### [WRITTEN REQUEST]
Filter the listing below, copying every line in which the word "Kontrolle" appears.

::::::::::

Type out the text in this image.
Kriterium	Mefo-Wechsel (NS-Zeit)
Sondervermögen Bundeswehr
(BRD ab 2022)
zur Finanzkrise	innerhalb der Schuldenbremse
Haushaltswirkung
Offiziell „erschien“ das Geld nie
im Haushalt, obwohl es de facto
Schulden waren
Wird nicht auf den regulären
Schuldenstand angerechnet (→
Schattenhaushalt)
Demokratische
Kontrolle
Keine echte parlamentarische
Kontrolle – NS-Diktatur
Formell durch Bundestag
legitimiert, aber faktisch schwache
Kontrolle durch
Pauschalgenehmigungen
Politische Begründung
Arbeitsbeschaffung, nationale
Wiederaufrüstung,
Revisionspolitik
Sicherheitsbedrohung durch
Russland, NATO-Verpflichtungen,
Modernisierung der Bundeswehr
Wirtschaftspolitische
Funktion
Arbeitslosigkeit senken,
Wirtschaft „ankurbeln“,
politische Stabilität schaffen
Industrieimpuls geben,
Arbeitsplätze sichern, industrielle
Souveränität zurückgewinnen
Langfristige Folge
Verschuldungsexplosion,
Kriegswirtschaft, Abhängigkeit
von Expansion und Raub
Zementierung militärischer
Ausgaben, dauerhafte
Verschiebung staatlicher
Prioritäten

::::::::::

### [REPLY TO THE EXERCISE]
Kontrolle
Kontrolle – NS-Diktatur
Kontrolle durch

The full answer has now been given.